**Exercise task**
Restate the whole listing word for word. Pictures are left out.

Extracted records

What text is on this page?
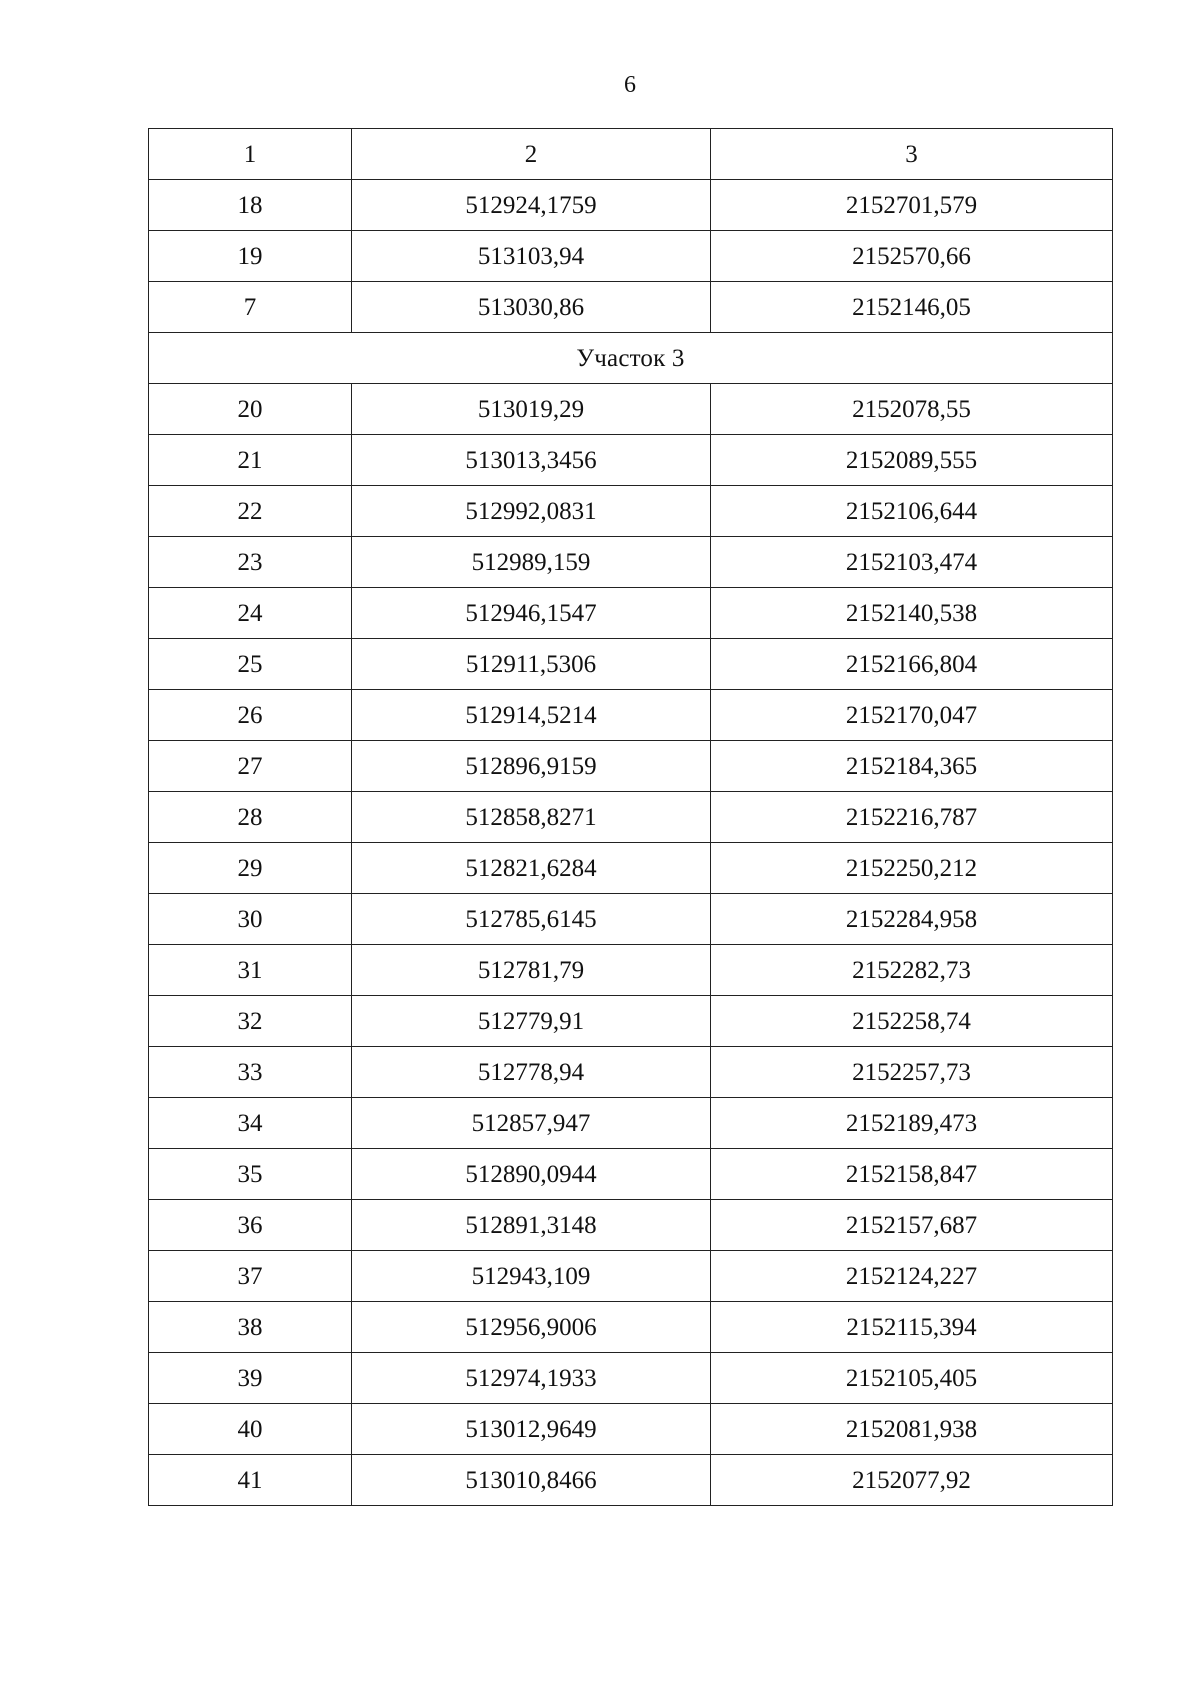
6
1	2	3
18	512924,1759	2152701,579
19	513103,94	2152570,66
7	513030,86	2152146,05
Участок 3		
20	513019,29	2152078,55
21	513013,3456	2152089,555
22	512992,0831	2152106,644
23	512989,159	2152103,474
24	512946,1547	2152140,538
25	512911,5306	2152166,804
26	512914,5214	2152170,047
27	512896,9159	2152184,365
28	512858,8271	2152216,787
29	512821,6284	2152250,212
30	512785,6145	2152284,958
31	512781,79	2152282,73
32	512779,91	2152258,74
33	512778,94	2152257,73
34	512857,947	2152189,473
35	512890,0944	2152158,847
36	512891,3148	2152157,687
37	512943,109	2152124,227
38	512956,9006	2152115,394
39	512974,1933	2152105,405
40	513012,9649	2152081,938
41	513010,8466	2152077,92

**Solution**
What text is on this page?
6
1	2	3
18	512924,1759	2152701,579
19	513103,94	2152570,66
7	513030,86	2152146,05
Участок 3		
20	513019,29	2152078,55
21	513013,3456	2152089,555
22	512992,0831	2152106,644
23	512989,159	2152103,474
24	512946,1547	2152140,538
25	512911,5306	2152166,804
26	512914,5214	2152170,047
27	512896,9159	2152184,365
28	512858,8271	2152216,787
29	512821,6284	2152250,212
30	512785,6145	2152284,958
31	512781,79	2152282,73
32	512779,91	2152258,74
33	512778,94	2152257,73
34	512857,947	2152189,473
35	512890,0944	2152158,847
36	512891,3148	2152157,687
37	512943,109	2152124,227
38	512956,9006	2152115,394
39	512974,1933	2152105,405
40	513012,9649	2152081,938
41	513010,8466	2152077,92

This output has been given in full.